**MATERIAL SUPPLIED:**
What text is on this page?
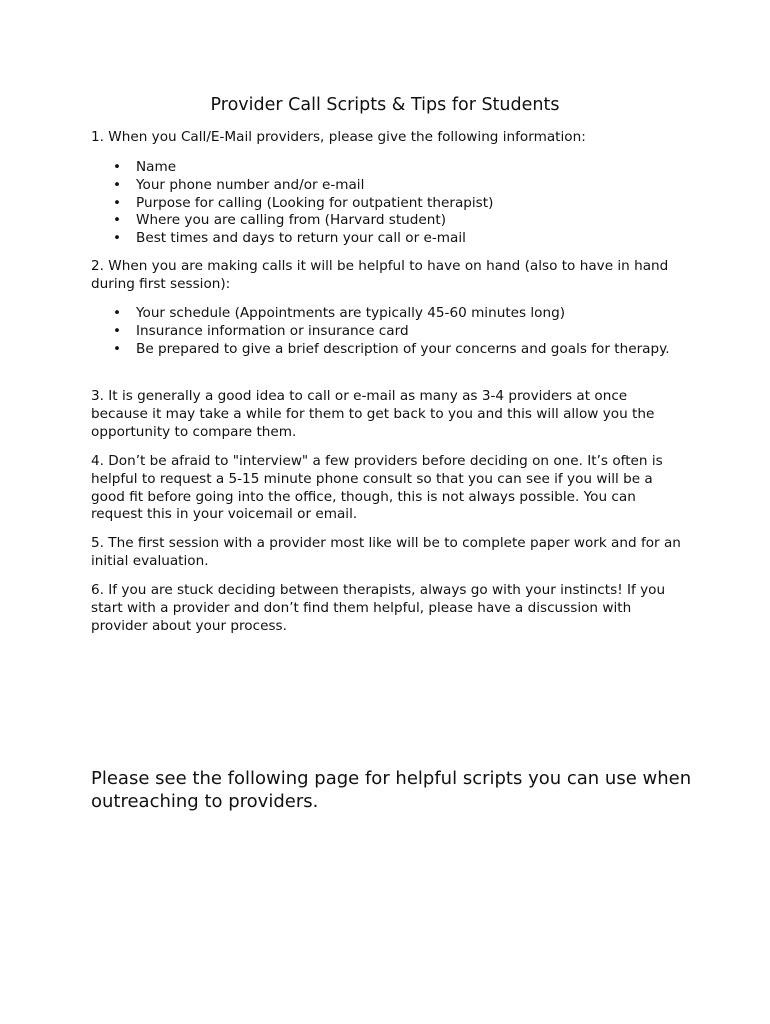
Provider Call Scripts & Tips for Students

1. When you Call/E-Mail providers, please give the following information:

• Name
• Your phone number and/or e-mail
• Purpose for calling (Looking for outpatient therapist)
• Where you are calling from (Harvard student)
• Best times and days to return your call or e-mail

2. When you are making calls it will be helpful to have on hand (also to have in hand during first session):

• Your schedule (Appointments are typically 45-60 minutes long)
• Insurance information or insurance card
• Be prepared to give a brief description of your concerns and goals for therapy.

3. It is generally a good idea to call or e-mail as many as 3-4 providers at once because it may take a while for them to get back to you and this will allow you the opportunity to compare them.

4. Don’t be afraid to "interview" a few providers before deciding on one. It’s often is helpful to request a 5-15 minute phone consult so that you can see if you will be a good fit before going into the office, though, this is not always possible. You can request this in your voicemail or email.

5. The first session with a provider most like will be to complete paper work and for an initial evaluation.

6. If you are stuck deciding between therapists, always go with your instincts! If you start with a provider and don’t find them helpful, please have a discussion with provider about your process.

Please see the following page for helpful scripts you can use when outreaching to providers.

**EXERCISE:** Reproduce the entries exactly. Do not carry over any picture.

**ANSWER TO THE PROBLEM:**
What text is on this page?
Provider Call Scripts & Tips for Students

1. When you Call/E-Mail providers, please give the following information:

• Name
• Your phone number and/or e-mail
• Purpose for calling (Looking for outpatient therapist)
• Where you are calling from (Harvard student)
• Best times and days to return your call or e-mail

2. When you are making calls it will be helpful to have on hand (also to have in hand during first session):

• Your schedule (Appointments are typically 45-60 minutes long)
• Insurance information or insurance card
• Be prepared to give a brief description of your concerns and goals for therapy.

3. It is generally a good idea to call or e-mail as many as 3-4 providers at once because it may take a while for them to get back to you and this will allow you the opportunity to compare them.

4. Don’t be afraid to "interview" a few providers before deciding on one. It’s often is helpful to request a 5-15 minute phone consult so that you can see if you will be a good fit before going into the office, though, this is not always possible. You can request this in your voicemail or email.

5. The first session with a provider most like will be to complete paper work and for an initial evaluation.

6. If you are stuck deciding between therapists, always go with your instincts! If you start with a provider and don’t find them helpful, please have a discussion with provider about your process.

Please see the following page for helpful scripts you can use when outreaching to providers.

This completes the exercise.